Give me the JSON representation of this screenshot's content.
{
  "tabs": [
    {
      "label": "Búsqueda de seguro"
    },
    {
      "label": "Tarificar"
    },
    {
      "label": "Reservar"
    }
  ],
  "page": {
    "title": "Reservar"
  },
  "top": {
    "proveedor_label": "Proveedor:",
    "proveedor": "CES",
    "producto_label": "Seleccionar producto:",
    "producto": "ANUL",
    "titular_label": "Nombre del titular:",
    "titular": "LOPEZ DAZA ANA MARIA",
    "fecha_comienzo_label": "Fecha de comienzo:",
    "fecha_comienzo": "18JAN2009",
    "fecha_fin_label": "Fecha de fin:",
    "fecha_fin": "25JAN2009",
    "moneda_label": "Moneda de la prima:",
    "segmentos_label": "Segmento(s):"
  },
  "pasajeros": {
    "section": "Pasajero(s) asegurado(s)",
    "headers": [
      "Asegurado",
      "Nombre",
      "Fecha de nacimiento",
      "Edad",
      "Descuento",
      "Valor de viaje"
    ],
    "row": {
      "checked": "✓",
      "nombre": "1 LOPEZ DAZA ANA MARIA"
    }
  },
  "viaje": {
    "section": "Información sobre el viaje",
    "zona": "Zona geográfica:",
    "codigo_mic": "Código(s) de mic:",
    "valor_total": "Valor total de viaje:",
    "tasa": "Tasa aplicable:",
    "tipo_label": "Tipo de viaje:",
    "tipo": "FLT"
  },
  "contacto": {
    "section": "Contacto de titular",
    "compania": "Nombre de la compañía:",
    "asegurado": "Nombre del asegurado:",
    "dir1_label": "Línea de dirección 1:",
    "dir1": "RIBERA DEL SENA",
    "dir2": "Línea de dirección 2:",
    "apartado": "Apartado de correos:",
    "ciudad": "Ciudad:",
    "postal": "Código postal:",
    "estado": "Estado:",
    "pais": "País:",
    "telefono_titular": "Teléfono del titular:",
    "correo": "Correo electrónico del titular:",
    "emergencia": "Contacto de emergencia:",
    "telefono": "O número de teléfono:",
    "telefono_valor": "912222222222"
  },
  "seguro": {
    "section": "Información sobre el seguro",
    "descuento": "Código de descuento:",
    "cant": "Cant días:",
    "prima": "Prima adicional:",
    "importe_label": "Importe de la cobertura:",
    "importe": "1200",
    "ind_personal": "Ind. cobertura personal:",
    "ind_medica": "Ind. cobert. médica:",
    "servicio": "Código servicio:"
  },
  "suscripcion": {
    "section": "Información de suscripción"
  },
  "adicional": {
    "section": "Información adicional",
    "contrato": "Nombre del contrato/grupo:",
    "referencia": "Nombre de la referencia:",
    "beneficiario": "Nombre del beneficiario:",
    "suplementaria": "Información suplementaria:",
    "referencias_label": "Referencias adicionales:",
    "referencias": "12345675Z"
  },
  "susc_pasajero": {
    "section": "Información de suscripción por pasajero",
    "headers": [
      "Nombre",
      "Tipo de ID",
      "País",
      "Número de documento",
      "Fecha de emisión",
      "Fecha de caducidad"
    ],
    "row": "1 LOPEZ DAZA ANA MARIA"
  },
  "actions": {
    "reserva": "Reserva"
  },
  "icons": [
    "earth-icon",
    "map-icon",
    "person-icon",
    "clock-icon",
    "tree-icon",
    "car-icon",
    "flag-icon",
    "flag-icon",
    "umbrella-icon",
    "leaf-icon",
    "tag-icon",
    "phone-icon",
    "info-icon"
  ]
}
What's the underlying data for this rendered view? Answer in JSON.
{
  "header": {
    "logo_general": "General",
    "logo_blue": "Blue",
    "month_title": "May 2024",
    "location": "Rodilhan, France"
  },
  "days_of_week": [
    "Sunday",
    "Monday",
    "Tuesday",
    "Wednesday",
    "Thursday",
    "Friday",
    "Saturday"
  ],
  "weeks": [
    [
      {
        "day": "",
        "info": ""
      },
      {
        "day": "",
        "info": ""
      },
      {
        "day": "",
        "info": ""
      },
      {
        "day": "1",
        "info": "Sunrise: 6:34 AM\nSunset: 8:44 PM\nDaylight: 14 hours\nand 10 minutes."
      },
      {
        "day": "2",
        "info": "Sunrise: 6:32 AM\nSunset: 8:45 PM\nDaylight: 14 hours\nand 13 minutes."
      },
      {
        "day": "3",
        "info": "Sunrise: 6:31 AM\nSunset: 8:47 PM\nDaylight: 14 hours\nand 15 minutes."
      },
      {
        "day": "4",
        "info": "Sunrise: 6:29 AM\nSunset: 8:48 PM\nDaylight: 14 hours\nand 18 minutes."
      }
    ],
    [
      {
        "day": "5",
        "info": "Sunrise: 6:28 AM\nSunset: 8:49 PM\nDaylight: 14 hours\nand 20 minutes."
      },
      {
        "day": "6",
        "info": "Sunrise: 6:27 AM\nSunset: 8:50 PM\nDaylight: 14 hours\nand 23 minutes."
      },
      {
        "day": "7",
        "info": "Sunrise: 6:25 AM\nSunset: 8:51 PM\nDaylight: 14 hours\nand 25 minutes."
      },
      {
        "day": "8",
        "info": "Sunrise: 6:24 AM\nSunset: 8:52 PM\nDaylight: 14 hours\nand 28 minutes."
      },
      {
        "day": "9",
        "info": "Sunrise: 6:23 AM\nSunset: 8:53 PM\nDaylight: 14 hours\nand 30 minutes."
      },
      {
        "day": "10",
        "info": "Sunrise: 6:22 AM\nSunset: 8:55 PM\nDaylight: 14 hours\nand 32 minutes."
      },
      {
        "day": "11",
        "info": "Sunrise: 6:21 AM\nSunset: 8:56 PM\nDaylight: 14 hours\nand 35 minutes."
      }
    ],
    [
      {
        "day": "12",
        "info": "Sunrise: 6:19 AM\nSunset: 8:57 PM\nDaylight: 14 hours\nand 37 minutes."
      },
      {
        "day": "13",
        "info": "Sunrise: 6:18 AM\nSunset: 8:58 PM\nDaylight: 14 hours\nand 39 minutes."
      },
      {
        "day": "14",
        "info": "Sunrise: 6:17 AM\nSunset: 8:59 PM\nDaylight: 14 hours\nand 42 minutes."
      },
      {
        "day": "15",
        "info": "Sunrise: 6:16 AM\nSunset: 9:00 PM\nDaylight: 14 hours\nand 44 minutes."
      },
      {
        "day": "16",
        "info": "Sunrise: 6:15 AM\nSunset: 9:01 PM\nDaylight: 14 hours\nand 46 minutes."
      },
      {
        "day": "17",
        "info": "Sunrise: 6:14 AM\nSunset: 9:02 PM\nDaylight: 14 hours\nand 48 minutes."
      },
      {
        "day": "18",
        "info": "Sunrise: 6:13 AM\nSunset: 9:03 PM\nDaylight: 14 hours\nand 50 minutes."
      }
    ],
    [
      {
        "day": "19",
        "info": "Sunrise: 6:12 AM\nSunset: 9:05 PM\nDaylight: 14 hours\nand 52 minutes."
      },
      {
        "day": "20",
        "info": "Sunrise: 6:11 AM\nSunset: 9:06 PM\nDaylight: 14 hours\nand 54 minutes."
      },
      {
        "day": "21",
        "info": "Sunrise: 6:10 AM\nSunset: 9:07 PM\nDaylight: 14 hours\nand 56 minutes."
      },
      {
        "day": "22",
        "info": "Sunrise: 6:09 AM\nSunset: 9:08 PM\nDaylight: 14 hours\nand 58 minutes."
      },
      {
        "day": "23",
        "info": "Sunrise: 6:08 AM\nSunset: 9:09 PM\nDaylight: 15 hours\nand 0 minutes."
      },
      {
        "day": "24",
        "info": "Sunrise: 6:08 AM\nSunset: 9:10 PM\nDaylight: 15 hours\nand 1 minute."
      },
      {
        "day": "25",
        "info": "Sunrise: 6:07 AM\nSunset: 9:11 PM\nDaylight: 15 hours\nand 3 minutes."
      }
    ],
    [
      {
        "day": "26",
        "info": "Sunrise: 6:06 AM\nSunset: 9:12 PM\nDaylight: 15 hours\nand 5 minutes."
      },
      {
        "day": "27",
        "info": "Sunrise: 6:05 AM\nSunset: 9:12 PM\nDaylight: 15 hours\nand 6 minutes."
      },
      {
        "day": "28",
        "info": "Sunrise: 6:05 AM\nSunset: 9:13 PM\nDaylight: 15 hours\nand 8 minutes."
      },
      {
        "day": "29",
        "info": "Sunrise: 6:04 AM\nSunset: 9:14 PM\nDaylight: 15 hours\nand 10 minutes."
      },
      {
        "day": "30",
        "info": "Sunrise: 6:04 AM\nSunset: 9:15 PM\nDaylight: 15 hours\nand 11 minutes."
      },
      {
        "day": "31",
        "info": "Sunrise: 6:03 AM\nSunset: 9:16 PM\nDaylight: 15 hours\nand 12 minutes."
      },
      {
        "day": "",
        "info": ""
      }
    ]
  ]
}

# Prompt
Pull out every line of the records above that contains the word "DAZA".

# Finished task
    "titular": "LOPEZ DAZA ANA MARIA",
      "nombre": "1 LOPEZ DAZA ANA MARIA"
    "row": "1 LOPEZ DAZA ANA MARIA"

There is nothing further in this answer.